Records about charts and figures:

☆ ☆ ☆

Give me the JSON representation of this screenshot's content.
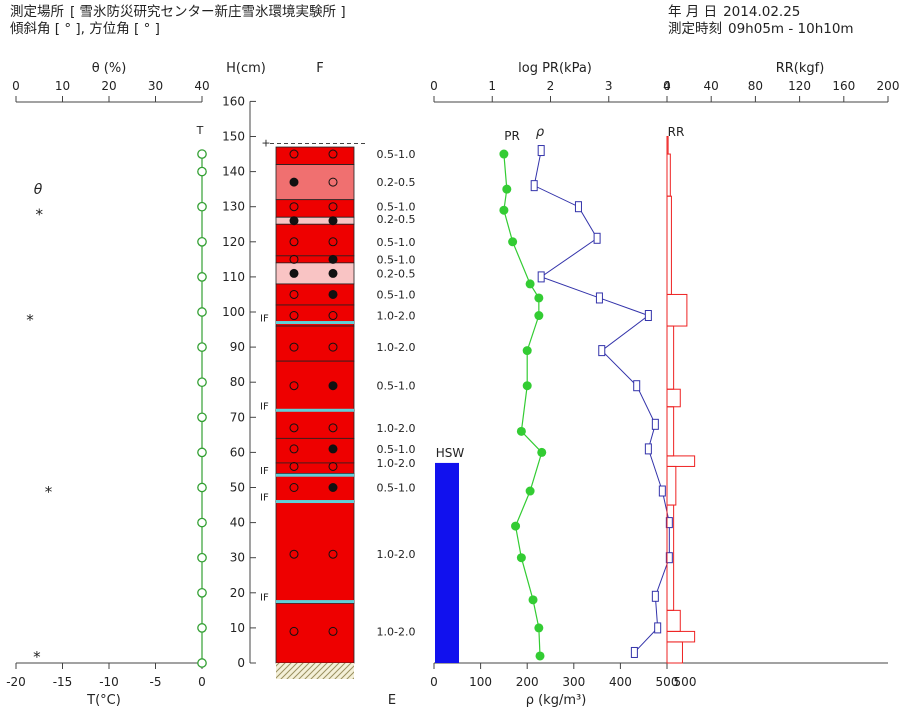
{
  "header": {
    "site_label": "測定場所",
    "site_value": "[ 雪氷防災研究センター新庄雪氷環境実験所 ]",
    "angle_label": "傾斜角 [ ° ], 方位角 [ ° ]",
    "date_label": "年 月 日",
    "date_value": "2014.02.25",
    "time_label": "測定時刻",
    "time_value": "09h05m - 10h10m"
  },
  "chart_data": [
    {
      "type": "scatter",
      "title": "θ (%) / T(°C)",
      "top_axis": {
        "label": "θ (%)",
        "ticks": [
          "0",
          "10",
          "20",
          "30",
          "40"
        ],
        "range": [
          0,
          40
        ]
      },
      "bottom_axis": {
        "label": "T(°C)",
        "ticks": [
          "-20",
          "-15",
          "-10",
          "-5",
          "0"
        ],
        "range": [
          -20,
          0
        ]
      },
      "theta_label": "θ",
      "theta_marker": "*",
      "theta_points": [
        {
          "h": 128,
          "theta": 5
        },
        {
          "h": 98,
          "theta": 3
        },
        {
          "h": 49,
          "theta": 7
        },
        {
          "h": 2,
          "theta": 4.5
        }
      ],
      "temp_label": "T",
      "temp_points": [
        {
          "h": 145,
          "t": 0
        },
        {
          "h": 140,
          "t": 0
        },
        {
          "h": 130,
          "t": 0
        },
        {
          "h": 120,
          "t": 0
        },
        {
          "h": 110,
          "t": 0
        },
        {
          "h": 100,
          "t": 0
        },
        {
          "h": 90,
          "t": 0
        },
        {
          "h": 80,
          "t": 0
        },
        {
          "h": 70,
          "t": 0
        },
        {
          "h": 60,
          "t": 0
        },
        {
          "h": 50,
          "t": 0
        },
        {
          "h": 40,
          "t": 0
        },
        {
          "h": 30,
          "t": 0
        },
        {
          "h": 20,
          "t": 0
        },
        {
          "h": 10,
          "t": 0
        },
        {
          "h": 0,
          "t": 0
        }
      ]
    },
    {
      "type": "table",
      "title": "H(cm) / F",
      "h_axis": {
        "label": "H(cm)",
        "ticks": [
          "0",
          "10",
          "20",
          "30",
          "40",
          "50",
          "60",
          "70",
          "80",
          "90",
          "100",
          "110",
          "120",
          "130",
          "140",
          "150",
          "160"
        ],
        "range": [
          0,
          160
        ]
      },
      "f_label": "F",
      "e_label": "E",
      "snow_surface_h": 148,
      "surface_mark": "+",
      "layers": [
        {
          "top": 147,
          "bottom": 142,
          "color": "#ee0000",
          "f": [
            "○",
            "○"
          ]
        },
        {
          "top": 142,
          "bottom": 132,
          "color": "#f07070",
          "f": [
            "●",
            "○"
          ]
        },
        {
          "top": 132,
          "bottom": 127,
          "color": "#ee0000",
          "f": [
            "○",
            "○"
          ]
        },
        {
          "top": 127,
          "bottom": 125,
          "color": "#f9c4c4",
          "f": [
            "●",
            "●"
          ]
        },
        {
          "top": 125,
          "bottom": 116,
          "color": "#ee0000",
          "f": [
            "○",
            "○"
          ]
        },
        {
          "top": 116,
          "bottom": 114,
          "color": "#ee0000",
          "f": [
            "○",
            "●"
          ]
        },
        {
          "top": 114,
          "bottom": 108,
          "color": "#f9c4c4",
          "f": [
            "●",
            "●"
          ]
        },
        {
          "top": 108,
          "bottom": 102,
          "color": "#ee0000",
          "f": [
            "○",
            "●"
          ]
        },
        {
          "top": 102,
          "bottom": 96,
          "color": "#ee0000",
          "f": [
            "○",
            "○"
          ]
        },
        {
          "top": 96,
          "bottom": 86,
          "color": "#ee0000",
          "f": [
            "○",
            "○"
          ]
        },
        {
          "top": 86,
          "bottom": 72,
          "color": "#ee0000",
          "f": [
            "○",
            "●"
          ]
        },
        {
          "top": 72,
          "bottom": 64,
          "color": "#ee0000",
          "f": [
            "○",
            "○"
          ]
        },
        {
          "top": 64,
          "bottom": 57,
          "color": "#ee0000",
          "f": [
            "○",
            "●"
          ]
        },
        {
          "top": 57,
          "bottom": 54,
          "color": "#ee0000",
          "f": [
            "○",
            "○"
          ]
        },
        {
          "top": 54,
          "bottom": 46,
          "color": "#ee0000",
          "f": [
            "○",
            "●"
          ]
        },
        {
          "top": 46,
          "bottom": 17,
          "color": "#ee0000",
          "f": [
            "○",
            "○"
          ]
        },
        {
          "top": 17,
          "bottom": 0,
          "color": "#ee0000",
          "f": [
            "○",
            "○"
          ]
        }
      ],
      "glyph_rows": [
        {
          "h": 145,
          "f": [
            "○",
            "○"
          ]
        },
        {
          "h": 137,
          "f": [
            "●",
            "○"
          ]
        },
        {
          "h": 130,
          "f": [
            "○",
            "○"
          ]
        },
        {
          "h": 126,
          "f": [
            "●",
            "●"
          ]
        },
        {
          "h": 120,
          "f": [
            "○",
            "○"
          ]
        },
        {
          "h": 115,
          "f": [
            "○",
            "●"
          ]
        },
        {
          "h": 111,
          "f": [
            "●",
            "●"
          ]
        },
        {
          "h": 105,
          "f": [
            "○",
            "●"
          ]
        },
        {
          "h": 99,
          "f": [
            "○",
            "○"
          ]
        },
        {
          "h": 90,
          "f": [
            "○",
            "○"
          ]
        },
        {
          "h": 79,
          "f": [
            "○",
            "●"
          ]
        },
        {
          "h": 67,
          "f": [
            "○",
            "○"
          ]
        },
        {
          "h": 61,
          "f": [
            "○",
            "●"
          ]
        },
        {
          "h": 56,
          "f": [
            "○",
            "○"
          ]
        },
        {
          "h": 50,
          "f": [
            "○",
            "●"
          ]
        },
        {
          "h": 31,
          "f": [
            "○",
            "○"
          ]
        },
        {
          "h": 9,
          "f": [
            "○",
            "○"
          ]
        }
      ],
      "ice_layers": [
        {
          "h": 97,
          "label": "IF"
        },
        {
          "h": 72,
          "label": "IF"
        },
        {
          "h": 53.5,
          "label": "IF"
        },
        {
          "h": 46,
          "label": "IF"
        },
        {
          "h": 17.5,
          "label": "IF"
        }
      ],
      "grain_sizes": [
        {
          "h": 145,
          "text": "0.5-1.0"
        },
        {
          "h": 137,
          "text": "0.2-0.5"
        },
        {
          "h": 130,
          "text": "0.5-1.0"
        },
        {
          "h": 126.5,
          "text": "0.2-0.5"
        },
        {
          "h": 120,
          "text": "0.5-1.0"
        },
        {
          "h": 115,
          "text": "0.5-1.0"
        },
        {
          "h": 111,
          "text": "0.2-0.5"
        },
        {
          "h": 105,
          "text": "0.5-1.0"
        },
        {
          "h": 99,
          "text": "1.0-2.0"
        },
        {
          "h": 90,
          "text": "1.0-2.0"
        },
        {
          "h": 79,
          "text": "0.5-1.0"
        },
        {
          "h": 67,
          "text": "1.0-2.0"
        },
        {
          "h": 61,
          "text": "0.5-1.0"
        },
        {
          "h": 57,
          "text": "1.0-2.0"
        },
        {
          "h": 50,
          "text": "0.5-1.0"
        },
        {
          "h": 31,
          "text": "1.0-2.0"
        },
        {
          "h": 9,
          "text": "1.0-2.0"
        }
      ]
    },
    {
      "type": "line",
      "title": "log PR(kPa) / ρ (kg/m³)",
      "top_axis": {
        "label": "log PR(kPa)",
        "ticks": [
          "0",
          "1",
          "2",
          "3",
          "4"
        ],
        "range": [
          0,
          4
        ]
      },
      "bottom_axis": {
        "label": "ρ (kg/m³)",
        "ticks": [
          "0",
          "100",
          "200",
          "300",
          "400",
          "500"
        ],
        "range": [
          0,
          500
        ]
      },
      "series": [
        {
          "name": "PR",
          "color": "#33cc33",
          "points": [
            {
              "h": 145,
              "log_pr": 1.2
            },
            {
              "h": 135,
              "log_pr": 1.25
            },
            {
              "h": 129,
              "log_pr": 1.2
            },
            {
              "h": 120,
              "log_pr": 1.35
            },
            {
              "h": 108,
              "log_pr": 1.65
            },
            {
              "h": 104,
              "log_pr": 1.8
            },
            {
              "h": 99,
              "log_pr": 1.8
            },
            {
              "h": 89,
              "log_pr": 1.6
            },
            {
              "h": 79,
              "log_pr": 1.6
            },
            {
              "h": 66,
              "log_pr": 1.5
            },
            {
              "h": 60,
              "log_pr": 1.85
            },
            {
              "h": 49,
              "log_pr": 1.65
            },
            {
              "h": 39,
              "log_pr": 1.4
            },
            {
              "h": 30,
              "log_pr": 1.5
            },
            {
              "h": 18,
              "log_pr": 1.7
            },
            {
              "h": 10,
              "log_pr": 1.8
            },
            {
              "h": 2,
              "log_pr": 1.82
            }
          ]
        },
        {
          "name": "ρ",
          "color": "#3333aa",
          "points": [
            {
              "h": 146,
              "rho": 230
            },
            {
              "h": 136,
              "rho": 215
            },
            {
              "h": 130,
              "rho": 310
            },
            {
              "h": 121,
              "rho": 350
            },
            {
              "h": 110,
              "rho": 230
            },
            {
              "h": 104,
              "rho": 355
            },
            {
              "h": 99,
              "rho": 460
            },
            {
              "h": 89,
              "rho": 360
            },
            {
              "h": 79,
              "rho": 435
            },
            {
              "h": 68,
              "rho": 475
            },
            {
              "h": 61,
              "rho": 460
            },
            {
              "h": 49,
              "rho": 490
            },
            {
              "h": 40,
              "rho": 505
            },
            {
              "h": 30,
              "rho": 505
            },
            {
              "h": 19,
              "rho": 475
            },
            {
              "h": 10,
              "rho": 480
            },
            {
              "h": 3,
              "rho": 430
            }
          ]
        }
      ],
      "series_labels": {
        "pr": "PR",
        "rho": "ρ"
      },
      "hsw": {
        "label": "HSW",
        "value": 50,
        "color": "#1111ee"
      }
    },
    {
      "type": "bar",
      "title": "RR(kgf)",
      "top_axis": {
        "label": "RR(kgf)",
        "ticks": [
          "0",
          "40",
          "80",
          "120",
          "160",
          "200"
        ],
        "range": [
          0,
          200
        ]
      },
      "label": "RR",
      "color": "#ee2222",
      "bottom_tick": "500",
      "steps": [
        {
          "top": 150,
          "bottom": 145,
          "rr": 1
        },
        {
          "top": 145,
          "bottom": 133,
          "rr": 3
        },
        {
          "top": 133,
          "bottom": 105,
          "rr": 4
        },
        {
          "top": 105,
          "bottom": 96,
          "rr": 18
        },
        {
          "top": 96,
          "bottom": 78,
          "rr": 6
        },
        {
          "top": 78,
          "bottom": 73,
          "rr": 12
        },
        {
          "top": 73,
          "bottom": 59,
          "rr": 6
        },
        {
          "top": 59,
          "bottom": 56,
          "rr": 25
        },
        {
          "top": 56,
          "bottom": 45,
          "rr": 8
        },
        {
          "top": 45,
          "bottom": 15,
          "rr": 6
        },
        {
          "top": 15,
          "bottom": 9,
          "rr": 12
        },
        {
          "top": 9,
          "bottom": 6,
          "rr": 25
        },
        {
          "top": 6,
          "bottom": 0,
          "rr": 14
        }
      ]
    }
  ]
}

☆ ☆ ☆

# CHALLENGE:
Copy every single line of the material above that holds "type".

# EXERCISE ANSWER:
      "type": "scatter",
      "type": "table",
      "type": "line",
      "type": "bar",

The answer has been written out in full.